=== What you are asked to do ===
Repeat the listing exactly as given, omitting every image.

=== Records provided ===
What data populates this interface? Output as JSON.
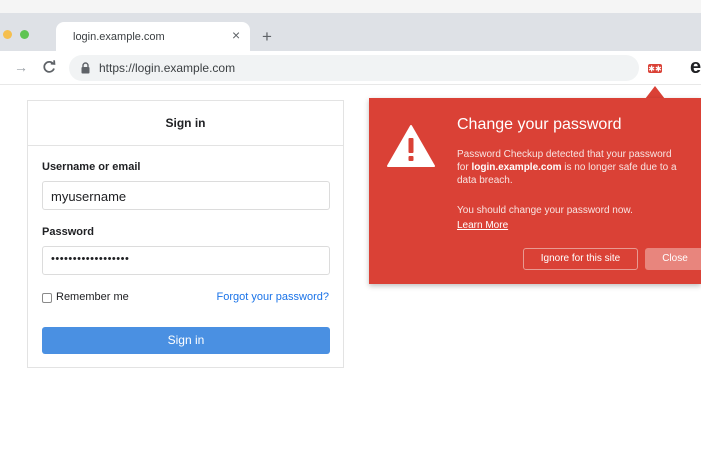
{
  "tab": {
    "title": "login.example.com",
    "close_icon": "×",
    "new_tab_icon": "+"
  },
  "toolbar": {
    "url": "https://login.example.com",
    "forward_icon": "→",
    "profile_glyph": "e"
  },
  "signin": {
    "title": "Sign in",
    "username_label": "Username or email",
    "username_value": "myusername",
    "password_label": "Password",
    "password_value": "••••••••••••••••••",
    "remember_label": "Remember me",
    "forgot_link": "Forgot your password?",
    "submit_label": "Sign in"
  },
  "popup": {
    "title": "Change your password",
    "line1": "Password Checkup detected that your password",
    "line2_prefix": "for ",
    "line2_domain": "login.example.com",
    "line2_suffix": " is no longer safe due to a",
    "line3": "data breach.",
    "advice": "You should change your password now.",
    "learn_more": "Learn More",
    "ignore_button": "Ignore for this site",
    "close_button": "Close"
  },
  "colors": {
    "popup_bg": "#da4136",
    "signin_button": "#4a90e2",
    "link": "#1a73e8"
  }
}
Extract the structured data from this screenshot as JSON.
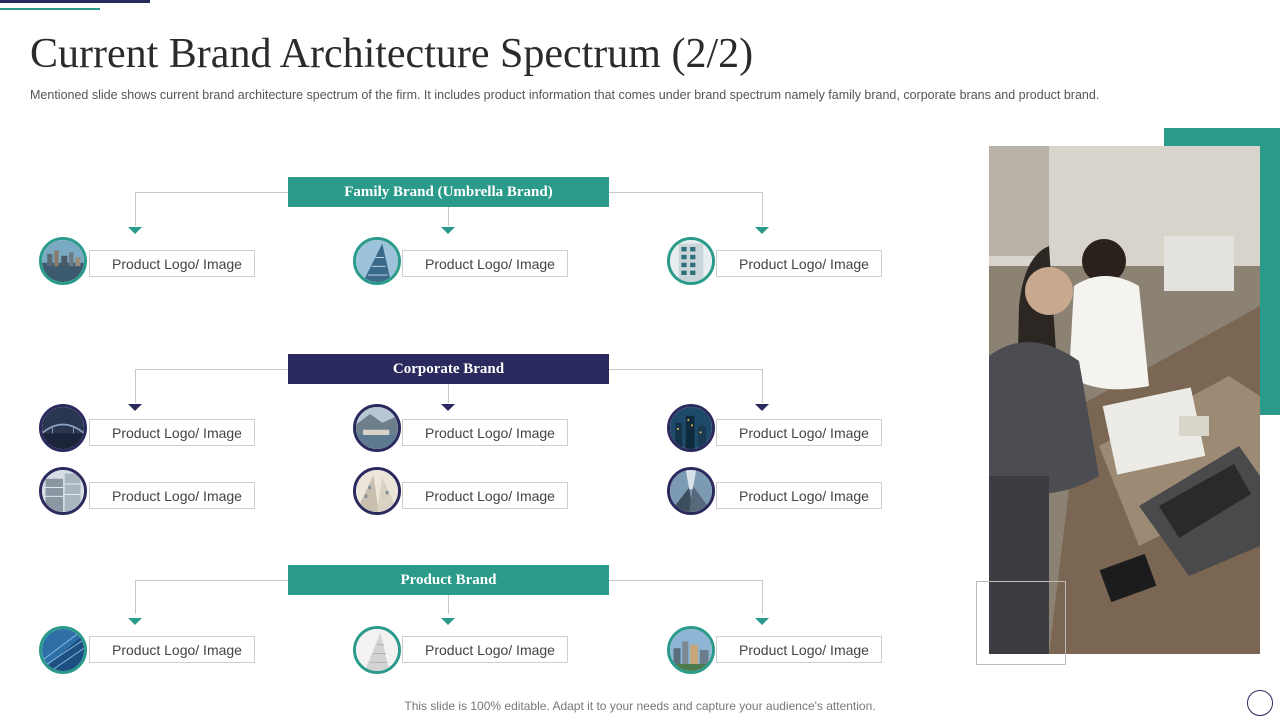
{
  "title": "Current Brand Architecture Spectrum (2/2)",
  "subtitle": "Mentioned slide shows current brand architecture spectrum of the firm. It includes product information that comes under brand spectrum namely family brand, corporate brans and product brand.",
  "groups": [
    {
      "label": "Family Brand (Umbrella Brand)",
      "color": "#2a9a8a",
      "items": [
        {
          "label": "Product Logo/ Image",
          "icon": "city-skyline-image"
        },
        {
          "label": "Product Logo/ Image",
          "icon": "glass-tower-image"
        },
        {
          "label": "Product Logo/ Image",
          "icon": "apartment-building-image"
        }
      ]
    },
    {
      "label": "Corporate Brand",
      "color": "#2b2a5e",
      "items": [
        {
          "label": "Product Logo/ Image",
          "icon": "bridge-image"
        },
        {
          "label": "Product Logo/ Image",
          "icon": "coastal-city-image"
        },
        {
          "label": "Product Logo/ Image",
          "icon": "night-towers-image"
        },
        {
          "label": "Product Logo/ Image",
          "icon": "office-building-image"
        },
        {
          "label": "Product Logo/ Image",
          "icon": "street-buildings-image"
        },
        {
          "label": "Product Logo/ Image",
          "icon": "skyscraper-lookup-image"
        }
      ]
    },
    {
      "label": "Product Brand",
      "color": "#2a9a8a",
      "items": [
        {
          "label": "Product Logo/ Image",
          "icon": "glass-facade-image"
        },
        {
          "label": "Product Logo/ Image",
          "icon": "white-tower-image"
        },
        {
          "label": "Product Logo/ Image",
          "icon": "downtown-skyline-image"
        }
      ]
    }
  ],
  "footer": "This slide is 100% editable. Adapt it to your needs and capture your audience's attention.",
  "colors": {
    "teal": "#2a9a8a",
    "navy": "#2b2a5e"
  }
}
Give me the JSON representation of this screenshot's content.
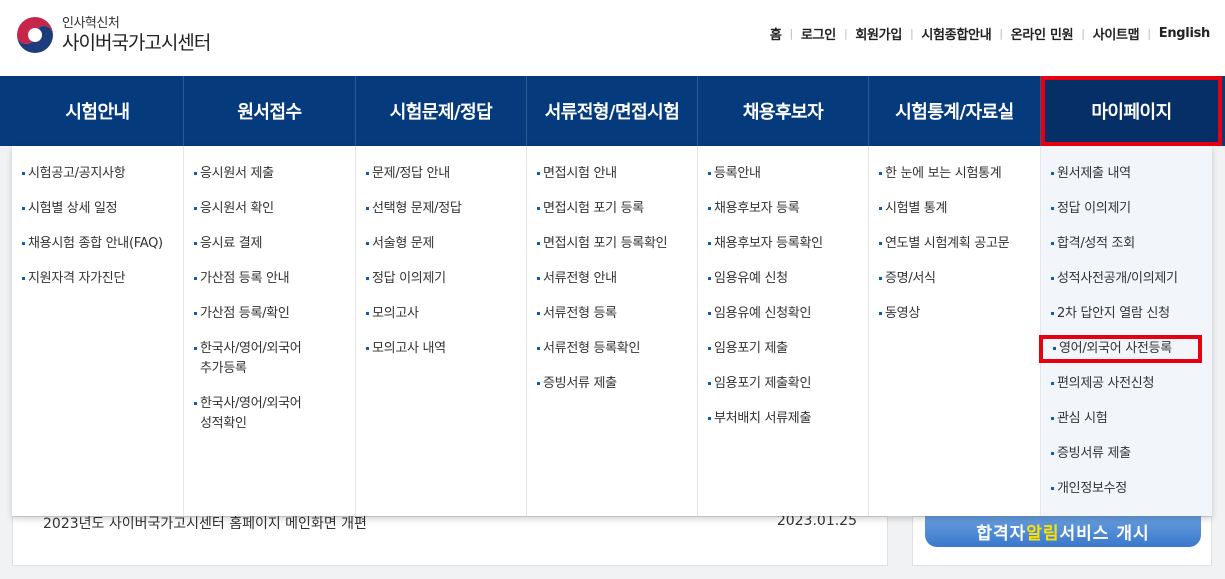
{
  "header": {
    "logo_sub": "인사혁신처",
    "logo_main": "사이버국가고시센터",
    "utils": [
      "홈",
      "로그인",
      "회원가입",
      "시험종합안내",
      "온라인 민원",
      "사이트맵",
      "English"
    ]
  },
  "gnb": [
    {
      "label": "시험안내",
      "items": [
        "시험공고/공지사항",
        "시험별 상세 일정",
        "채용시험 종합 안내(FAQ)",
        "지원자격 자가진단"
      ]
    },
    {
      "label": "원서접수",
      "items": [
        "응시원서 제출",
        "응시원서 확인",
        "응시료 결제",
        "가산점 등록 안내",
        "가산점 등록/확인",
        "한국사/영어/외국어|추가등록",
        "한국사/영어/외국어|성적확인"
      ]
    },
    {
      "label": "시험문제/정답",
      "items": [
        "문제/정답 안내",
        "선택형 문제/정답",
        "서술형 문제",
        "정답 이의제기",
        "모의고사",
        "모의고사 내역"
      ]
    },
    {
      "label": "서류전형/면접시험",
      "items": [
        "면접시험 안내",
        "면접시험 포기 등록",
        "면접시험 포기 등록확인",
        "서류전형 안내",
        "서류전형 등록",
        "서류전형 등록확인",
        "증빙서류 제출"
      ]
    },
    {
      "label": "채용후보자",
      "items": [
        "등록안내",
        "채용후보자 등록",
        "채용후보자 등록확인",
        "임용유예 신청",
        "임용유예 신청확인",
        "임용포기 제출",
        "임용포기 제출확인",
        "부처배치 서류제출"
      ]
    },
    {
      "label": "시험통계/자료실",
      "items": [
        "한 눈에 보는 시험통계",
        "시험별 통계",
        "연도별 시험계획 공고문",
        "증명/서식",
        "동영상"
      ]
    },
    {
      "label": "마이페이지",
      "items": [
        "원서제출 내역",
        "정답 이의제기",
        "합격/성적 조회",
        "성적사전공개/이의제기",
        "2차 답안지 열람 신청",
        "영어/외국어 사전등록",
        "편의제공 사전신청",
        "관심 시험",
        "증빙서류 제출",
        "개인정보수정"
      ]
    }
  ],
  "below": {
    "notice_title": "2023년도 사이버국가고시센터 홈페이지 메인화면 개편",
    "notice_date": "2023.01.25",
    "banner_pre": "합격자 ",
    "banner_hl": "알림",
    "banner_post": " 서비스 개시"
  },
  "colors": {
    "gnb_bg": "#053a7d",
    "highlight": "#e60012"
  }
}
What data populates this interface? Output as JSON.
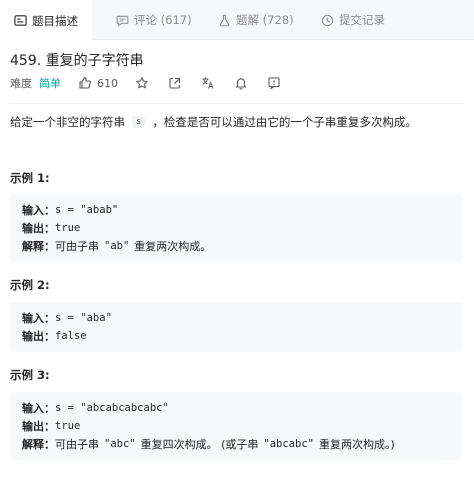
{
  "tabs": [
    {
      "label": "题目描述",
      "icon": "description-icon"
    },
    {
      "label": "评论 (617)",
      "icon": "comment-icon"
    },
    {
      "label": "题解 (728)",
      "icon": "flask-icon"
    },
    {
      "label": "提交记录",
      "icon": "history-icon"
    }
  ],
  "problem": {
    "title": "459. 重复的子字符串",
    "difficulty_label": "难度",
    "difficulty": "简单",
    "likes": "610",
    "description_before": "给定一个非空的字符串",
    "description_code": "s",
    "description_after": "，检查是否可以通过由它的一个子串重复多次构成。"
  },
  "examples": [
    {
      "title": "示例 1:",
      "input_label": "输入：",
      "input": "s = \"abab\"",
      "output_label": "输出：",
      "output": "true",
      "explain_label": "解释：",
      "explain_pre": "可由子串",
      "explain_code": "\"ab\"",
      "explain_post": "重复两次构成。"
    },
    {
      "title": "示例 2:",
      "input_label": "输入：",
      "input": "s = \"aba\"",
      "output_label": "输出：",
      "output": "false"
    },
    {
      "title": "示例 3:",
      "input_label": "输入：",
      "input": "s = \"abcabcabcabc\"",
      "output_label": "输出：",
      "output": "true",
      "explain_label": "解释：",
      "explain_pre": "可由子串",
      "explain_code": "\"abc\"",
      "explain_mid": "重复四次构成。 (或子串",
      "explain_code2": "\"abcabc\"",
      "explain_post": "重复两次构成。)"
    }
  ],
  "colors": {
    "difficulty_easy": "#00af9b",
    "tabbar_bg": "#f7f8fa",
    "example_bg": "#f7f8fa"
  }
}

=== In response ===
What data populates this interface? Output as JSON.
{
  "tab": {
    "title": "login.example.com",
    "close_icon": "×",
    "new_tab_icon": "+"
  },
  "toolbar": {
    "url": "https://login.example.com",
    "forward_icon": "→",
    "profile_glyph": "e"
  },
  "signin": {
    "title": "Sign in",
    "username_label": "Username or email",
    "username_value": "myusername",
    "password_label": "Password",
    "password_value": "••••••••••••••••••",
    "remember_label": "Remember me",
    "forgot_link": "Forgot your password?",
    "submit_label": "Sign in"
  },
  "popup": {
    "title": "Change your password",
    "line1": "Password Checkup detected that your password",
    "line2_prefix": "for ",
    "line2_domain": "login.example.com",
    "line2_suffix": " is no longer safe due to a",
    "line3": "data breach.",
    "advice": "You should change your password now.",
    "learn_more": "Learn More",
    "ignore_button": "Ignore for this site",
    "close_button": "Close"
  },
  "colors": {
    "popup_bg": "#da4136",
    "signin_button": "#4a90e2",
    "link": "#1a73e8"
  }
}
Extract the structured data from this screenshot as JSON.
{
  "title": "Current Brand Architecture Spectrum (2/2)",
  "subtitle": "Mentioned slide shows current brand architecture spectrum of the firm. It includes product information that comes under brand spectrum namely family brand, corporate brans and product brand.",
  "groups": [
    {
      "label": "Family Brand (Umbrella Brand)",
      "color": "#2a9a8a",
      "items": [
        {
          "label": "Product Logo/ Image",
          "icon": "city-skyline-image"
        },
        {
          "label": "Product Logo/ Image",
          "icon": "glass-tower-image"
        },
        {
          "label": "Product Logo/ Image",
          "icon": "apartment-building-image"
        }
      ]
    },
    {
      "label": "Corporate Brand",
      "color": "#2b2a5e",
      "items": [
        {
          "label": "Product Logo/ Image",
          "icon": "bridge-image"
        },
        {
          "label": "Product Logo/ Image",
          "icon": "coastal-city-image"
        },
        {
          "label": "Product Logo/ Image",
          "icon": "night-towers-image"
        },
        {
          "label": "Product Logo/ Image",
          "icon": "office-building-image"
        },
        {
          "label": "Product Logo/ Image",
          "icon": "street-buildings-image"
        },
        {
          "label": "Product Logo/ Image",
          "icon": "skyscraper-lookup-image"
        }
      ]
    },
    {
      "label": "Product Brand",
      "color": "#2a9a8a",
      "items": [
        {
          "label": "Product Logo/ Image",
          "icon": "glass-facade-image"
        },
        {
          "label": "Product Logo/ Image",
          "icon": "white-tower-image"
        },
        {
          "label": "Product Logo/ Image",
          "icon": "downtown-skyline-image"
        }
      ]
    }
  ],
  "footer": "This slide is 100% editable. Adapt it to your needs and capture your audience's attention.",
  "colors": {
    "teal": "#2a9a8a",
    "navy": "#2b2a5e"
  }
}
Give me the JSON representation of this screenshot's content.
{
  "header": {
    "logo_sub": "인사혁신처",
    "logo_main": "사이버국가고시센터",
    "utils": [
      "홈",
      "로그인",
      "회원가입",
      "시험종합안내",
      "온라인 민원",
      "사이트맵",
      "English"
    ]
  },
  "gnb": [
    {
      "label": "시험안내",
      "items": [
        "시험공고/공지사항",
        "시험별 상세 일정",
        "채용시험 종합 안내(FAQ)",
        "지원자격 자가진단"
      ]
    },
    {
      "label": "원서접수",
      "items": [
        "응시원서 제출",
        "응시원서 확인",
        "응시료 결제",
        "가산점 등록 안내",
        "가산점 등록/확인",
        "한국사/영어/외국어|추가등록",
        "한국사/영어/외국어|성적확인"
      ]
    },
    {
      "label": "시험문제/정답",
      "items": [
        "문제/정답 안내",
        "선택형 문제/정답",
        "서술형 문제",
        "정답 이의제기",
        "모의고사",
        "모의고사 내역"
      ]
    },
    {
      "label": "서류전형/면접시험",
      "items": [
        "면접시험 안내",
        "면접시험 포기 등록",
        "면접시험 포기 등록확인",
        "서류전형 안내",
        "서류전형 등록",
        "서류전형 등록확인",
        "증빙서류 제출"
      ]
    },
    {
      "label": "채용후보자",
      "items": [
        "등록안내",
        "채용후보자 등록",
        "채용후보자 등록확인",
        "임용유예 신청",
        "임용유예 신청확인",
        "임용포기 제출",
        "임용포기 제출확인",
        "부처배치 서류제출"
      ]
    },
    {
      "label": "시험통계/자료실",
      "items": [
        "한 눈에 보는 시험통계",
        "시험별 통계",
        "연도별 시험계획 공고문",
        "증명/서식",
        "동영상"
      ]
    },
    {
      "label": "마이페이지",
      "items": [
        "원서제출 내역",
        "정답 이의제기",
        "합격/성적 조회",
        "성적사전공개/이의제기",
        "2차 답안지 열람 신청",
        "영어/외국어 사전등록",
        "편의제공 사전신청",
        "관심 시험",
        "증빙서류 제출",
        "개인정보수정"
      ]
    }
  ],
  "below": {
    "notice_title": "2023년도 사이버국가고시센터 홈페이지 메인화면 개편",
    "notice_date": "2023.01.25",
    "banner_pre": "합격자 ",
    "banner_hl": "알림",
    "banner_post": " 서비스 개시"
  },
  "colors": {
    "gnb_bg": "#053a7d",
    "highlight": "#e60012"
  }
}
What data populates this interface? Output as JSON.
{
  "tabs": [
    {
      "label": "题目描述",
      "icon": "description-icon"
    },
    {
      "label": "评论 (617)",
      "icon": "comment-icon"
    },
    {
      "label": "题解 (728)",
      "icon": "flask-icon"
    },
    {
      "label": "提交记录",
      "icon": "history-icon"
    }
  ],
  "problem": {
    "title": "459. 重复的子字符串",
    "difficulty_label": "难度",
    "difficulty": "简单",
    "likes": "610",
    "description_before": "给定一个非空的字符串",
    "description_code": "s",
    "description_after": "，检查是否可以通过由它的一个子串重复多次构成。"
  },
  "examples": [
    {
      "title": "示例 1:",
      "input_label": "输入：",
      "input": "s = \"abab\"",
      "output_label": "输出：",
      "output": "true",
      "explain_label": "解释：",
      "explain_pre": "可由子串",
      "explain_code": "\"ab\"",
      "explain_post": "重复两次构成。"
    },
    {
      "title": "示例 2:",
      "input_label": "输入：",
      "input": "s = \"aba\"",
      "output_label": "输出：",
      "output": "false"
    },
    {
      "title": "示例 3:",
      "input_label": "输入：",
      "input": "s = \"abcabcabcabc\"",
      "output_label": "输出：",
      "output": "true",
      "explain_label": "解释：",
      "explain_pre": "可由子串",
      "explain_code": "\"abc\"",
      "explain_mid": "重复四次构成。 (或子串",
      "explain_code2": "\"abcabc\"",
      "explain_post": "重复两次构成。)"
    }
  ],
  "colors": {
    "difficulty_easy": "#00af9b",
    "tabbar_bg": "#f7f8fa",
    "example_bg": "#f7f8fa"
  }
}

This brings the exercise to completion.